Problem to work on - Repeat the lines below word for word, leaving out the pictures.

Material provided -

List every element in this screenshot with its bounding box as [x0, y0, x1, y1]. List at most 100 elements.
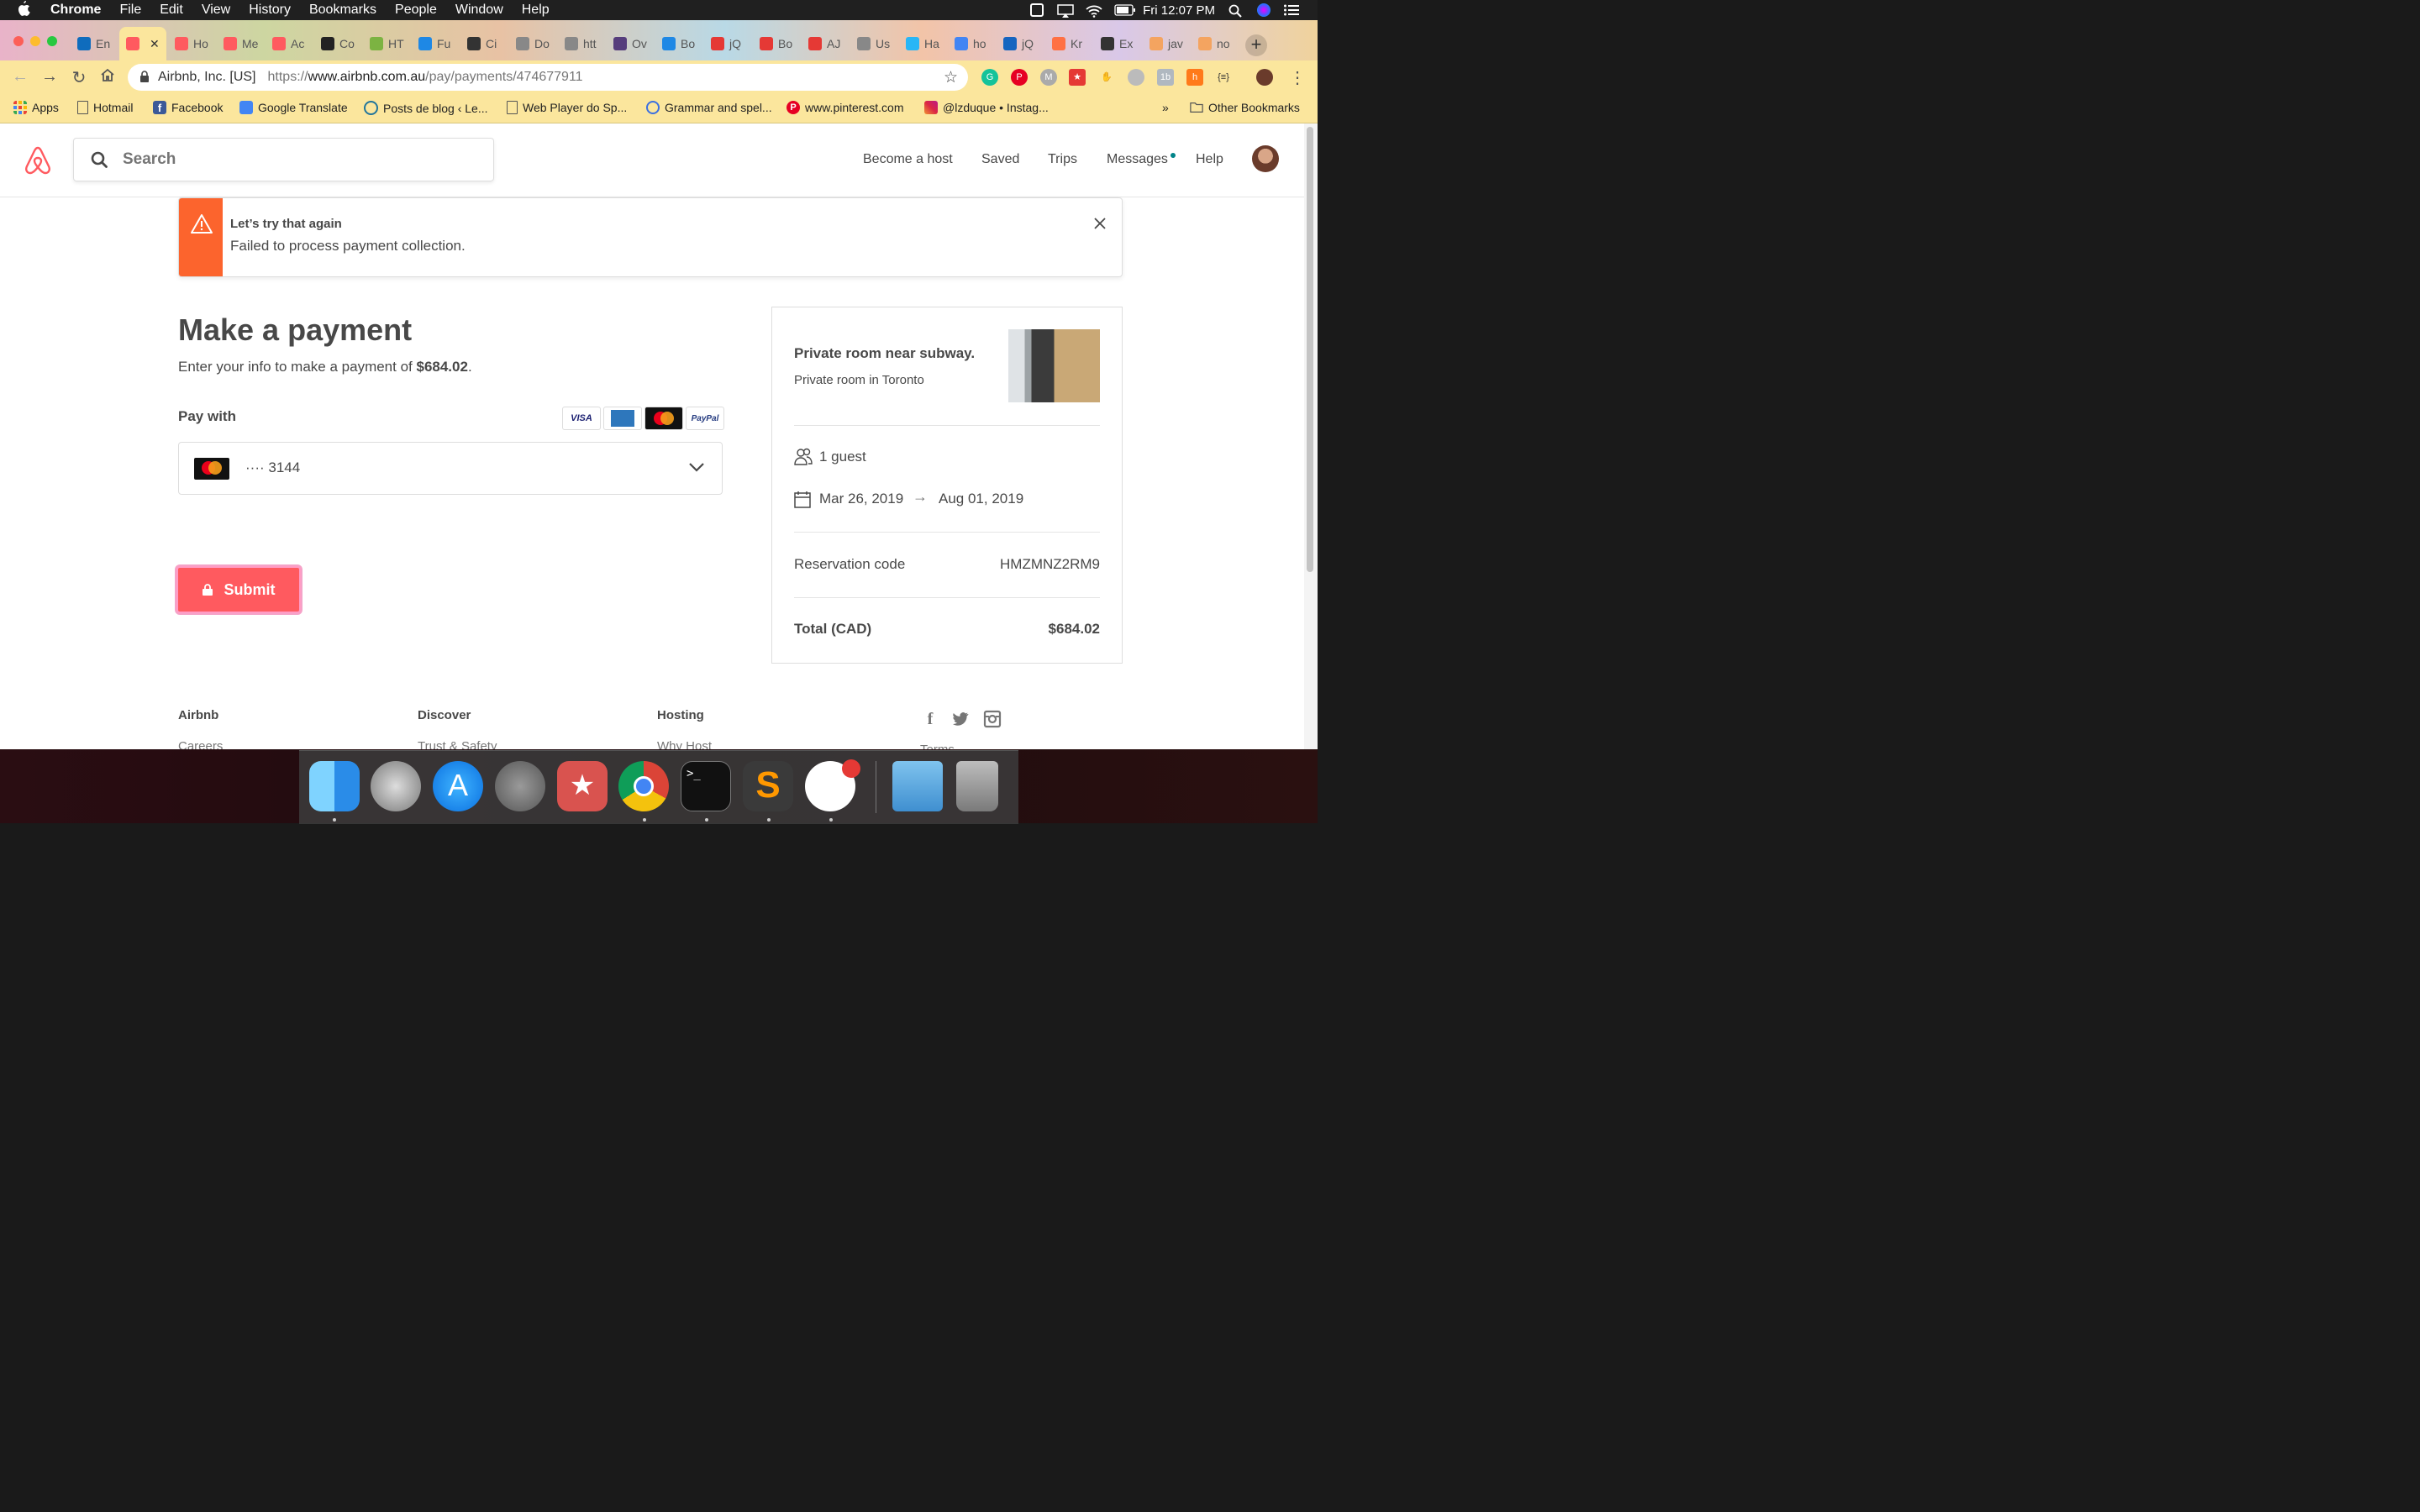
bookmark-web-player[interactable]: Web Player do Sp...	[507, 101, 627, 114]
apple-icon[interactable]	[17, 0, 30, 20]
grammarly-extension-icon[interactable]: G	[981, 69, 998, 86]
menu-file[interactable]: File	[119, 3, 141, 18]
url-text[interactable]: https://www.airbnb.com.au/pay/payments/4…	[268, 70, 583, 85]
launchpad-icon[interactable]	[371, 761, 421, 811]
menu-window[interactable]: Window	[455, 3, 503, 18]
forward-icon[interactable]: →	[39, 67, 60, 87]
trash-icon[interactable]	[956, 761, 998, 811]
bookmark-google-translate[interactable]: Google Translate	[239, 101, 348, 114]
address-bar[interactable]: Airbnb, Inc. [US] https://www.airbnb.com…	[128, 64, 968, 91]
footer-link-why-host[interactable]: Why Host	[657, 739, 712, 749]
notification-center-icon[interactable]	[1284, 4, 1299, 16]
bookmark-hotmail[interactable]: Hotmail	[77, 101, 133, 114]
search-input[interactable]	[121, 150, 460, 170]
bookmark-status-icon[interactable]	[1030, 3, 1044, 17]
json-extension-icon[interactable]: {≡}	[1215, 69, 1232, 86]
bookmark-pinterest[interactable]: P www.pinterest.com	[786, 101, 903, 114]
browser-tab[interactable]: Co	[314, 27, 361, 60]
browser-tab[interactable]: Bo	[753, 27, 800, 60]
h-extension-icon[interactable]: h	[1186, 69, 1203, 86]
mail-extension-icon[interactable]: M	[1040, 69, 1057, 86]
wifi-icon[interactable]	[1086, 4, 1102, 18]
browser-tab[interactable]: jQ	[997, 27, 1044, 60]
browser-tab[interactable]: Ci	[460, 27, 508, 60]
lock-icon[interactable]	[139, 70, 150, 85]
window-minimize-button[interactable]	[30, 36, 40, 46]
menu-history[interactable]: History	[249, 3, 291, 18]
menu-view[interactable]: View	[202, 3, 230, 18]
hand-extension-icon[interactable]: ✋	[1098, 69, 1115, 86]
window-zoom-button[interactable]	[47, 36, 57, 46]
user-avatar[interactable]	[1252, 145, 1279, 172]
bookmark-blog-posts[interactable]: Posts de blog ‹ Le...	[364, 101, 488, 115]
submit-button[interactable]: Submit	[176, 566, 301, 613]
browser-tab[interactable]: Ex	[1094, 27, 1141, 60]
page-scrollbar[interactable]	[1304, 123, 1318, 749]
footer-link-terms[interactable]: Terms	[920, 743, 955, 749]
listing-photo[interactable]	[1008, 329, 1100, 402]
window-close-button[interactable]	[13, 36, 24, 46]
listing-title[interactable]: Private room near subway.	[794, 345, 975, 362]
pinterest-extension-icon[interactable]: P	[1011, 69, 1028, 86]
browser-tab[interactable]: Ha	[899, 27, 946, 60]
airplay-icon[interactable]	[1057, 4, 1074, 18]
browser-tab[interactable]: Ac	[266, 27, 313, 60]
browser-tab[interactable]: jQ	[704, 27, 751, 60]
browser-tab[interactable]: Kr	[1045, 27, 1092, 60]
menu-app-name[interactable]: Chrome	[50, 3, 101, 18]
nav-messages[interactable]: Messages	[1107, 152, 1168, 167]
bookmark-facebook[interactable]: f Facebook	[153, 101, 223, 114]
browser-tab[interactable]: jav	[1143, 27, 1190, 60]
bookmark-extension-icon[interactable]: ★	[1069, 69, 1086, 86]
instagram-icon[interactable]	[983, 710, 1002, 728]
wunderlist-icon[interactable]: ★	[557, 761, 608, 811]
search-box[interactable]	[73, 138, 494, 181]
browser-tab[interactable]: Us	[850, 27, 897, 60]
tab-active[interactable]: ✕	[119, 27, 166, 60]
bookmark-star-icon[interactable]: ☆	[944, 68, 958, 87]
menu-bookmarks[interactable]: Bookmarks	[309, 3, 376, 18]
site-identity[interactable]: Airbnb, Inc. [US]	[158, 70, 256, 85]
browser-tab[interactable]: AJ	[802, 27, 849, 60]
browser-tab[interactable]: Ov	[607, 27, 654, 60]
siri-icon[interactable]	[1257, 3, 1270, 17]
browser-tab[interactable]: Ho	[168, 27, 215, 60]
chrome-icon[interactable]	[618, 761, 669, 811]
bookmark-instagram[interactable]: @lzduque • Instag...	[924, 101, 1049, 114]
app-store-icon[interactable]: A	[433, 761, 483, 811]
nav-saved[interactable]: Saved	[981, 152, 1019, 167]
spotlight-search-icon[interactable]	[1228, 4, 1244, 18]
airbnb-logo-icon[interactable]	[24, 145, 52, 176]
bookmark-grammar[interactable]: Grammar and spel...	[646, 101, 772, 114]
browser-tab[interactable]: Bo	[655, 27, 702, 60]
menubar-clock[interactable]: Fri 12:07 PM	[1143, 3, 1215, 18]
browser-tab[interactable]: En	[71, 27, 118, 60]
nav-become-host[interactable]: Become a host	[863, 152, 953, 167]
tab-close-icon[interactable]: ✕	[150, 37, 160, 51]
facebook-icon[interactable]: f	[921, 710, 939, 728]
browser-tab[interactable]: Me	[217, 27, 264, 60]
bookmark-other[interactable]: Other Bookmarks	[1190, 101, 1300, 114]
finder-icon[interactable]	[309, 761, 360, 811]
back-icon[interactable]: ←	[10, 67, 30, 87]
menu-help[interactable]: Help	[522, 3, 550, 18]
footer-link-careers[interactable]: Careers	[178, 739, 223, 749]
chrome-menu-icon[interactable]: ⋮	[1287, 67, 1307, 88]
system-preferences-icon[interactable]	[495, 761, 545, 811]
browser-tab[interactable]: htt	[558, 27, 605, 60]
terminal-icon[interactable]: >_	[681, 761, 731, 811]
nav-help[interactable]: Help	[1196, 152, 1223, 167]
menu-people[interactable]: People	[395, 3, 437, 18]
twitter-icon[interactable]	[951, 710, 970, 728]
profile-avatar-icon[interactable]	[1256, 69, 1273, 86]
battery-icon[interactable]	[1114, 4, 1136, 16]
payment-method-select[interactable]: ···· 3144	[178, 442, 723, 495]
browser-tab[interactable]: HT	[363, 27, 410, 60]
menu-edit[interactable]: Edit	[160, 3, 183, 18]
home-icon[interactable]	[97, 67, 118, 87]
nav-trips[interactable]: Trips	[1048, 152, 1077, 167]
reload-icon[interactable]: ↻	[69, 67, 89, 88]
close-icon[interactable]	[1093, 217, 1107, 230]
footer-link-trust-safety[interactable]: Trust & Safety	[418, 739, 497, 749]
scrollbar-thumb[interactable]	[1307, 127, 1313, 572]
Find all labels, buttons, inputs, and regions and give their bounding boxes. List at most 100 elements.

Answer to this task -
List every element in this screenshot with its bounding box as [x0, y0, x1, y1]. List at most 100 elements.
bookmark-web-player[interactable]: Web Player do Sp...	[507, 101, 627, 114]
apple-icon[interactable]	[17, 0, 30, 20]
grammarly-extension-icon[interactable]: G	[981, 69, 998, 86]
menu-file[interactable]: File	[119, 3, 141, 18]
url-text[interactable]: https://www.airbnb.com.au/pay/payments/4…	[268, 70, 583, 85]
launchpad-icon[interactable]	[371, 761, 421, 811]
menu-window[interactable]: Window	[455, 3, 503, 18]
forward-icon[interactable]: →	[39, 67, 60, 87]
trash-icon[interactable]	[956, 761, 998, 811]
bookmark-google-translate[interactable]: Google Translate	[239, 101, 348, 114]
address-bar[interactable]: Airbnb, Inc. [US] https://www.airbnb.com…	[128, 64, 968, 91]
footer-link-why-host[interactable]: Why Host	[657, 739, 712, 749]
notification-center-icon[interactable]	[1284, 4, 1299, 16]
bookmark-hotmail[interactable]: Hotmail	[77, 101, 133, 114]
search-input[interactable]	[121, 150, 460, 170]
bookmark-status-icon[interactable]	[1030, 3, 1044, 17]
json-extension-icon[interactable]: {≡}	[1215, 69, 1232, 86]
bookmark-pinterest[interactable]: P www.pinterest.com	[786, 101, 903, 114]
browser-tab[interactable]: Co	[314, 27, 361, 60]
browser-tab[interactable]: Bo	[753, 27, 800, 60]
h-extension-icon[interactable]: h	[1186, 69, 1203, 86]
mail-extension-icon[interactable]: M	[1040, 69, 1057, 86]
wifi-icon[interactable]	[1086, 4, 1102, 18]
browser-tab[interactable]: jQ	[997, 27, 1044, 60]
browser-tab[interactable]: Ci	[460, 27, 508, 60]
lock-icon[interactable]	[139, 70, 150, 85]
window-minimize-button[interactable]	[30, 36, 40, 46]
menu-history[interactable]: History	[249, 3, 291, 18]
menu-view[interactable]: View	[202, 3, 230, 18]
hand-extension-icon[interactable]: ✋	[1098, 69, 1115, 86]
window-zoom-button[interactable]	[47, 36, 57, 46]
user-avatar[interactable]	[1252, 145, 1279, 172]
bookmark-blog-posts[interactable]: Posts de blog ‹ Le...	[364, 101, 488, 115]
submit-button[interactable]: Submit	[176, 566, 301, 613]
browser-tab[interactable]: Ex	[1094, 27, 1141, 60]
page-scrollbar[interactable]	[1304, 123, 1318, 749]
footer-link-terms[interactable]: Terms	[920, 743, 955, 749]
listing-photo[interactable]	[1008, 329, 1100, 402]
window-close-button[interactable]	[13, 36, 24, 46]
listing-title[interactable]: Private room near subway.	[794, 345, 975, 362]
pinterest-extension-icon[interactable]: P	[1011, 69, 1028, 86]
browser-tab[interactable]: Ha	[899, 27, 946, 60]
airplay-icon[interactable]	[1057, 4, 1074, 18]
browser-tab[interactable]: Ac	[266, 27, 313, 60]
browser-tab[interactable]: jQ	[704, 27, 751, 60]
browser-tab[interactable]: Kr	[1045, 27, 1092, 60]
menu-app-name[interactable]: Chrome	[50, 3, 101, 18]
nav-messages[interactable]: Messages	[1107, 152, 1168, 167]
bookmark-facebook[interactable]: f Facebook	[153, 101, 223, 114]
browser-tab[interactable]: jav	[1143, 27, 1190, 60]
bookmark-extension-icon[interactable]: ★	[1069, 69, 1086, 86]
instagram-icon[interactable]	[983, 710, 1002, 728]
wunderlist-icon[interactable]: ★	[557, 761, 608, 811]
search-box[interactable]	[73, 138, 494, 181]
browser-tab[interactable]: Us	[850, 27, 897, 60]
tab-active[interactable]: ✕	[119, 27, 166, 60]
bookmark-star-icon[interactable]: ☆	[944, 68, 958, 87]
menu-bookmarks[interactable]: Bookmarks	[309, 3, 376, 18]
site-identity[interactable]: Airbnb, Inc. [US]	[158, 70, 256, 85]
browser-tab[interactable]: AJ	[802, 27, 849, 60]
browser-tab[interactable]: Ov	[607, 27, 654, 60]
siri-icon[interactable]	[1257, 3, 1270, 17]
browser-tab[interactable]: Ho	[168, 27, 215, 60]
chrome-icon[interactable]	[618, 761, 669, 811]
bookmark-instagram[interactable]: @lzduque • Instag...	[924, 101, 1049, 114]
app-store-icon[interactable]: A	[433, 761, 483, 811]
nav-saved[interactable]: Saved	[981, 152, 1019, 167]
spotlight-search-icon[interactable]	[1228, 4, 1244, 18]
airbnb-logo-icon[interactable]	[24, 145, 52, 176]
bookmark-grammar[interactable]: Grammar and spel...	[646, 101, 772, 114]
browser-tab[interactable]: Bo	[655, 27, 702, 60]
menubar-clock[interactable]: Fri 12:07 PM	[1143, 3, 1215, 18]
browser-tab[interactable]: En	[71, 27, 118, 60]
nav-become-host[interactable]: Become a host	[863, 152, 953, 167]
tab-close-icon[interactable]: ✕	[150, 37, 160, 51]
facebook-icon[interactable]: f	[921, 710, 939, 728]
browser-tab[interactable]: Me	[217, 27, 264, 60]
bookmark-other[interactable]: Other Bookmarks	[1190, 101, 1300, 114]
finder-icon[interactable]	[309, 761, 360, 811]
back-icon[interactable]: ←	[10, 67, 30, 87]
menu-help[interactable]: Help	[522, 3, 550, 18]
footer-link-careers[interactable]: Careers	[178, 739, 223, 749]
chrome-menu-icon[interactable]: ⋮	[1287, 67, 1307, 88]
system-preferences-icon[interactable]	[495, 761, 545, 811]
browser-tab[interactable]: htt	[558, 27, 605, 60]
terminal-icon[interactable]: >_	[681, 761, 731, 811]
nav-help[interactable]: Help	[1196, 152, 1223, 167]
menu-people[interactable]: People	[395, 3, 437, 18]
twitter-icon[interactable]	[951, 710, 970, 728]
profile-avatar-icon[interactable]	[1256, 69, 1273, 86]
battery-icon[interactable]	[1114, 4, 1136, 16]
payment-method-select[interactable]: ···· 3144	[178, 442, 723, 495]
browser-tab[interactable]: HT	[363, 27, 410, 60]
menu-edit[interactable]: Edit	[160, 3, 183, 18]
home-icon[interactable]	[97, 67, 118, 87]
nav-trips[interactable]: Trips	[1048, 152, 1077, 167]
reload-icon[interactable]: ↻	[69, 67, 89, 88]
close-icon[interactable]	[1093, 217, 1107, 230]
footer-link-trust-safety[interactable]: Trust & Safety	[418, 739, 497, 749]
scrollbar-thumb[interactable]	[1307, 127, 1313, 572]
Find all labels, buttons, inputs, and regions and give their bounding boxes. List at most 100 elements.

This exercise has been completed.